*EXERCISE*
Will you write out the data exactly, excluding every picture?

*EXTRACTED RECORDS*

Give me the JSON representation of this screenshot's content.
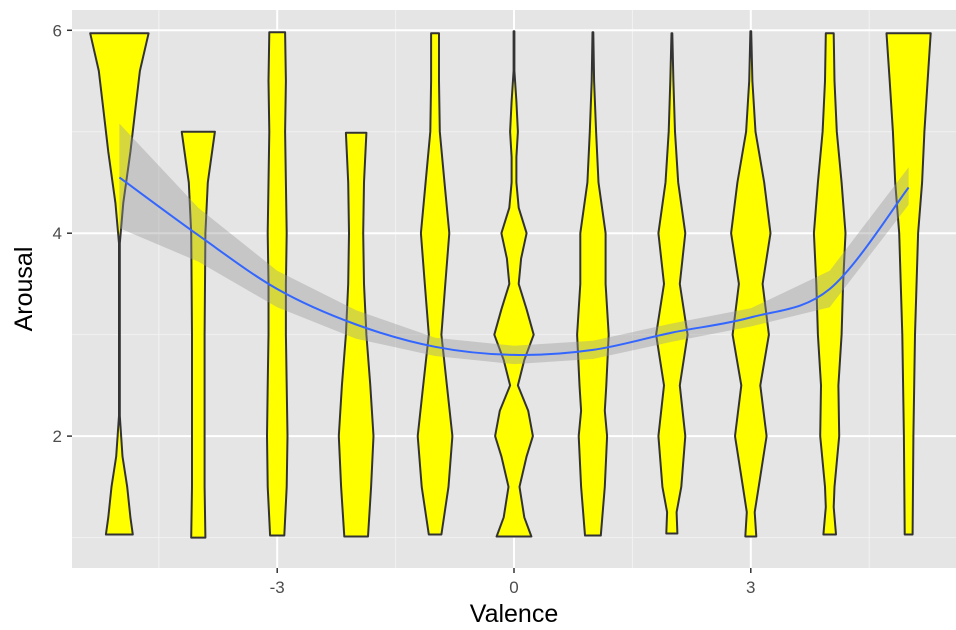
{
  "chart_data": {
    "type": "violin",
    "xlabel": "Valence",
    "ylabel": "Arousal",
    "xlim": [
      -5.6,
      5.6
    ],
    "ylim": [
      0.7,
      6.2
    ],
    "x_ticks": [
      -3,
      0,
      3
    ],
    "y_ticks": [
      2,
      4,
      6
    ],
    "grid": true,
    "colors": {
      "panel": "#e5e5e5",
      "grid_major": "#ffffff",
      "grid_minor": "#f2f2f2",
      "violin_fill": "#ffff00",
      "violin_stroke": "#333333",
      "smooth_line": "#3366ff",
      "ribbon": "#999999"
    },
    "violins": [
      {
        "x": -5,
        "ymin": 1.03,
        "ymax": 5.97,
        "widths": [
          [
            1.03,
            0.17
          ],
          [
            1.2,
            0.14
          ],
          [
            1.5,
            0.1
          ],
          [
            1.8,
            0.04
          ],
          [
            2.2,
            0.005
          ],
          [
            3.9,
            0.005
          ],
          [
            4.3,
            0.05
          ],
          [
            4.8,
            0.14
          ],
          [
            5.2,
            0.2
          ],
          [
            5.6,
            0.26
          ],
          [
            5.97,
            0.37
          ]
        ]
      },
      {
        "x": -4,
        "ymin": 1.0,
        "ymax": 5.0,
        "widths": [
          [
            1.0,
            0.09
          ],
          [
            1.5,
            0.08
          ],
          [
            2.0,
            0.08
          ],
          [
            3.0,
            0.08
          ],
          [
            4.0,
            0.09
          ],
          [
            4.5,
            0.12
          ],
          [
            5.0,
            0.21
          ]
        ]
      },
      {
        "x": -3,
        "ymin": 1.02,
        "ymax": 5.98,
        "widths": [
          [
            1.02,
            0.09
          ],
          [
            1.5,
            0.12
          ],
          [
            2.0,
            0.13
          ],
          [
            2.5,
            0.12
          ],
          [
            3.0,
            0.11
          ],
          [
            3.5,
            0.11
          ],
          [
            4.0,
            0.12
          ],
          [
            4.5,
            0.11
          ],
          [
            5.0,
            0.1
          ],
          [
            5.5,
            0.11
          ],
          [
            5.98,
            0.1
          ]
        ]
      },
      {
        "x": -2,
        "ymin": 1.01,
        "ymax": 4.99,
        "widths": [
          [
            1.01,
            0.15
          ],
          [
            1.5,
            0.19
          ],
          [
            2.0,
            0.22
          ],
          [
            2.5,
            0.18
          ],
          [
            3.0,
            0.13
          ],
          [
            3.5,
            0.1
          ],
          [
            4.0,
            0.09
          ],
          [
            4.5,
            0.1
          ],
          [
            4.99,
            0.13
          ]
        ]
      },
      {
        "x": -1,
        "ymin": 1.03,
        "ymax": 5.97,
        "widths": [
          [
            1.03,
            0.08
          ],
          [
            1.5,
            0.17
          ],
          [
            2.0,
            0.22
          ],
          [
            2.5,
            0.15
          ],
          [
            3.0,
            0.08
          ],
          [
            3.5,
            0.13
          ],
          [
            4.0,
            0.18
          ],
          [
            4.5,
            0.12
          ],
          [
            5.0,
            0.06
          ],
          [
            5.5,
            0.05
          ],
          [
            5.97,
            0.05
          ]
        ]
      },
      {
        "x": 0,
        "ymin": 1.01,
        "ymax": 5.99,
        "widths": [
          [
            1.01,
            0.22
          ],
          [
            1.2,
            0.13
          ],
          [
            1.5,
            0.07
          ],
          [
            1.8,
            0.16
          ],
          [
            2.0,
            0.24
          ],
          [
            2.25,
            0.18
          ],
          [
            2.5,
            0.05
          ],
          [
            2.75,
            0.13
          ],
          [
            3.0,
            0.25
          ],
          [
            3.25,
            0.16
          ],
          [
            3.5,
            0.06
          ],
          [
            3.75,
            0.09
          ],
          [
            4.0,
            0.16
          ],
          [
            4.25,
            0.06
          ],
          [
            4.5,
            0.03
          ],
          [
            4.75,
            0.03
          ],
          [
            5.0,
            0.05
          ],
          [
            5.3,
            0.03
          ],
          [
            5.6,
            0.005
          ],
          [
            5.99,
            0.005
          ]
        ]
      },
      {
        "x": 1,
        "ymin": 1.02,
        "ymax": 5.98,
        "widths": [
          [
            1.02,
            0.1
          ],
          [
            1.5,
            0.15
          ],
          [
            2.0,
            0.18
          ],
          [
            2.25,
            0.15
          ],
          [
            2.5,
            0.17
          ],
          [
            3.0,
            0.2
          ],
          [
            3.5,
            0.16
          ],
          [
            4.0,
            0.16
          ],
          [
            4.5,
            0.07
          ],
          [
            5.0,
            0.04
          ],
          [
            5.5,
            0.015
          ],
          [
            5.98,
            0.005
          ]
        ]
      },
      {
        "x": 2,
        "ymin": 1.04,
        "ymax": 5.97,
        "widths": [
          [
            1.04,
            0.07
          ],
          [
            1.25,
            0.06
          ],
          [
            1.5,
            0.12
          ],
          [
            2.0,
            0.17
          ],
          [
            2.5,
            0.1
          ],
          [
            3.0,
            0.2
          ],
          [
            3.5,
            0.1
          ],
          [
            4.0,
            0.17
          ],
          [
            4.5,
            0.08
          ],
          [
            5.0,
            0.04
          ],
          [
            5.5,
            0.02
          ],
          [
            5.97,
            0.005
          ]
        ]
      },
      {
        "x": 3,
        "ymin": 1.01,
        "ymax": 5.99,
        "widths": [
          [
            1.01,
            0.07
          ],
          [
            1.25,
            0.05
          ],
          [
            1.5,
            0.1
          ],
          [
            2.0,
            0.2
          ],
          [
            2.5,
            0.12
          ],
          [
            3.0,
            0.23
          ],
          [
            3.5,
            0.15
          ],
          [
            4.0,
            0.25
          ],
          [
            4.5,
            0.17
          ],
          [
            5.0,
            0.06
          ],
          [
            5.5,
            0.02
          ],
          [
            5.99,
            0.005
          ]
        ]
      },
      {
        "x": 4,
        "ymin": 1.03,
        "ymax": 5.97,
        "widths": [
          [
            1.03,
            0.08
          ],
          [
            1.3,
            0.05
          ],
          [
            1.5,
            0.06
          ],
          [
            2.0,
            0.12
          ],
          [
            2.5,
            0.11
          ],
          [
            3.0,
            0.15
          ],
          [
            3.5,
            0.17
          ],
          [
            4.0,
            0.2
          ],
          [
            4.5,
            0.15
          ],
          [
            5.0,
            0.09
          ],
          [
            5.5,
            0.06
          ],
          [
            5.97,
            0.05
          ]
        ]
      },
      {
        "x": 5,
        "ymin": 1.03,
        "ymax": 5.97,
        "widths": [
          [
            1.03,
            0.05
          ],
          [
            2.0,
            0.06
          ],
          [
            3.0,
            0.08
          ],
          [
            4.0,
            0.12
          ],
          [
            4.5,
            0.17
          ],
          [
            5.0,
            0.2
          ],
          [
            5.5,
            0.24
          ],
          [
            5.97,
            0.28
          ]
        ]
      }
    ],
    "smooth": {
      "x": [
        -5,
        -4,
        -3,
        -2,
        -1,
        0,
        1,
        2,
        3,
        4,
        5
      ],
      "y": [
        4.55,
        3.98,
        3.45,
        3.1,
        2.88,
        2.8,
        2.85,
        3.02,
        3.17,
        3.45,
        4.45
      ],
      "se_low": [
        4.05,
        3.72,
        3.27,
        2.96,
        2.79,
        2.71,
        2.76,
        2.93,
        3.08,
        3.27,
        4.28
      ],
      "se_high": [
        5.08,
        4.25,
        3.63,
        3.24,
        2.97,
        2.89,
        2.94,
        3.11,
        3.26,
        3.63,
        4.65
      ]
    }
  }
}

*EXERCISE OUTPUT*
Give me the JSON representation of this screenshot's content.
{
  "chart_data": {
    "type": "violin",
    "xlabel": "Valence",
    "ylabel": "Arousal",
    "xlim": [
      -5.6,
      5.6
    ],
    "ylim": [
      0.7,
      6.2
    ],
    "x_ticks": [
      -3,
      0,
      3
    ],
    "y_ticks": [
      2,
      4,
      6
    ],
    "grid": true,
    "colors": {
      "panel": "#e5e5e5",
      "grid_major": "#ffffff",
      "grid_minor": "#f2f2f2",
      "violin_fill": "#ffff00",
      "violin_stroke": "#333333",
      "smooth_line": "#3366ff",
      "ribbon": "#999999"
    },
    "violins": [
      {
        "x": -5,
        "ymin": 1.03,
        "ymax": 5.97,
        "widths": [
          [
            1.03,
            0.17
          ],
          [
            1.2,
            0.14
          ],
          [
            1.5,
            0.1
          ],
          [
            1.8,
            0.04
          ],
          [
            2.2,
            0.005
          ],
          [
            3.9,
            0.005
          ],
          [
            4.3,
            0.05
          ],
          [
            4.8,
            0.14
          ],
          [
            5.2,
            0.2
          ],
          [
            5.6,
            0.26
          ],
          [
            5.97,
            0.37
          ]
        ]
      },
      {
        "x": -4,
        "ymin": 1.0,
        "ymax": 5.0,
        "widths": [
          [
            1.0,
            0.09
          ],
          [
            1.5,
            0.08
          ],
          [
            2.0,
            0.08
          ],
          [
            3.0,
            0.08
          ],
          [
            4.0,
            0.09
          ],
          [
            4.5,
            0.12
          ],
          [
            5.0,
            0.21
          ]
        ]
      },
      {
        "x": -3,
        "ymin": 1.02,
        "ymax": 5.98,
        "widths": [
          [
            1.02,
            0.09
          ],
          [
            1.5,
            0.12
          ],
          [
            2.0,
            0.13
          ],
          [
            2.5,
            0.12
          ],
          [
            3.0,
            0.11
          ],
          [
            3.5,
            0.11
          ],
          [
            4.0,
            0.12
          ],
          [
            4.5,
            0.11
          ],
          [
            5.0,
            0.1
          ],
          [
            5.5,
            0.11
          ],
          [
            5.98,
            0.1
          ]
        ]
      },
      {
        "x": -2,
        "ymin": 1.01,
        "ymax": 4.99,
        "widths": [
          [
            1.01,
            0.15
          ],
          [
            1.5,
            0.19
          ],
          [
            2.0,
            0.22
          ],
          [
            2.5,
            0.18
          ],
          [
            3.0,
            0.13
          ],
          [
            3.5,
            0.1
          ],
          [
            4.0,
            0.09
          ],
          [
            4.5,
            0.1
          ],
          [
            4.99,
            0.13
          ]
        ]
      },
      {
        "x": -1,
        "ymin": 1.03,
        "ymax": 5.97,
        "widths": [
          [
            1.03,
            0.08
          ],
          [
            1.5,
            0.17
          ],
          [
            2.0,
            0.22
          ],
          [
            2.5,
            0.15
          ],
          [
            3.0,
            0.08
          ],
          [
            3.5,
            0.13
          ],
          [
            4.0,
            0.18
          ],
          [
            4.5,
            0.12
          ],
          [
            5.0,
            0.06
          ],
          [
            5.5,
            0.05
          ],
          [
            5.97,
            0.05
          ]
        ]
      },
      {
        "x": 0,
        "ymin": 1.01,
        "ymax": 5.99,
        "widths": [
          [
            1.01,
            0.22
          ],
          [
            1.2,
            0.13
          ],
          [
            1.5,
            0.07
          ],
          [
            1.8,
            0.16
          ],
          [
            2.0,
            0.24
          ],
          [
            2.25,
            0.18
          ],
          [
            2.5,
            0.05
          ],
          [
            2.75,
            0.13
          ],
          [
            3.0,
            0.25
          ],
          [
            3.25,
            0.16
          ],
          [
            3.5,
            0.06
          ],
          [
            3.75,
            0.09
          ],
          [
            4.0,
            0.16
          ],
          [
            4.25,
            0.06
          ],
          [
            4.5,
            0.03
          ],
          [
            4.75,
            0.03
          ],
          [
            5.0,
            0.05
          ],
          [
            5.3,
            0.03
          ],
          [
            5.6,
            0.005
          ],
          [
            5.99,
            0.005
          ]
        ]
      },
      {
        "x": 1,
        "ymin": 1.02,
        "ymax": 5.98,
        "widths": [
          [
            1.02,
            0.1
          ],
          [
            1.5,
            0.15
          ],
          [
            2.0,
            0.18
          ],
          [
            2.25,
            0.15
          ],
          [
            2.5,
            0.17
          ],
          [
            3.0,
            0.2
          ],
          [
            3.5,
            0.16
          ],
          [
            4.0,
            0.16
          ],
          [
            4.5,
            0.07
          ],
          [
            5.0,
            0.04
          ],
          [
            5.5,
            0.015
          ],
          [
            5.98,
            0.005
          ]
        ]
      },
      {
        "x": 2,
        "ymin": 1.04,
        "ymax": 5.97,
        "widths": [
          [
            1.04,
            0.07
          ],
          [
            1.25,
            0.06
          ],
          [
            1.5,
            0.12
          ],
          [
            2.0,
            0.17
          ],
          [
            2.5,
            0.1
          ],
          [
            3.0,
            0.2
          ],
          [
            3.5,
            0.1
          ],
          [
            4.0,
            0.17
          ],
          [
            4.5,
            0.08
          ],
          [
            5.0,
            0.04
          ],
          [
            5.5,
            0.02
          ],
          [
            5.97,
            0.005
          ]
        ]
      },
      {
        "x": 3,
        "ymin": 1.01,
        "ymax": 5.99,
        "widths": [
          [
            1.01,
            0.07
          ],
          [
            1.25,
            0.05
          ],
          [
            1.5,
            0.1
          ],
          [
            2.0,
            0.2
          ],
          [
            2.5,
            0.12
          ],
          [
            3.0,
            0.23
          ],
          [
            3.5,
            0.15
          ],
          [
            4.0,
            0.25
          ],
          [
            4.5,
            0.17
          ],
          [
            5.0,
            0.06
          ],
          [
            5.5,
            0.02
          ],
          [
            5.99,
            0.005
          ]
        ]
      },
      {
        "x": 4,
        "ymin": 1.03,
        "ymax": 5.97,
        "widths": [
          [
            1.03,
            0.08
          ],
          [
            1.3,
            0.05
          ],
          [
            1.5,
            0.06
          ],
          [
            2.0,
            0.12
          ],
          [
            2.5,
            0.11
          ],
          [
            3.0,
            0.15
          ],
          [
            3.5,
            0.17
          ],
          [
            4.0,
            0.2
          ],
          [
            4.5,
            0.15
          ],
          [
            5.0,
            0.09
          ],
          [
            5.5,
            0.06
          ],
          [
            5.97,
            0.05
          ]
        ]
      },
      {
        "x": 5,
        "ymin": 1.03,
        "ymax": 5.97,
        "widths": [
          [
            1.03,
            0.05
          ],
          [
            2.0,
            0.06
          ],
          [
            3.0,
            0.08
          ],
          [
            4.0,
            0.12
          ],
          [
            4.5,
            0.17
          ],
          [
            5.0,
            0.2
          ],
          [
            5.5,
            0.24
          ],
          [
            5.97,
            0.28
          ]
        ]
      }
    ],
    "smooth": {
      "x": [
        -5,
        -4,
        -3,
        -2,
        -1,
        0,
        1,
        2,
        3,
        4,
        5
      ],
      "y": [
        4.55,
        3.98,
        3.45,
        3.1,
        2.88,
        2.8,
        2.85,
        3.02,
        3.17,
        3.45,
        4.45
      ],
      "se_low": [
        4.05,
        3.72,
        3.27,
        2.96,
        2.79,
        2.71,
        2.76,
        2.93,
        3.08,
        3.27,
        4.28
      ],
      "se_high": [
        5.08,
        4.25,
        3.63,
        3.24,
        2.97,
        2.89,
        2.94,
        3.11,
        3.26,
        3.63,
        4.65
      ]
    }
  }
}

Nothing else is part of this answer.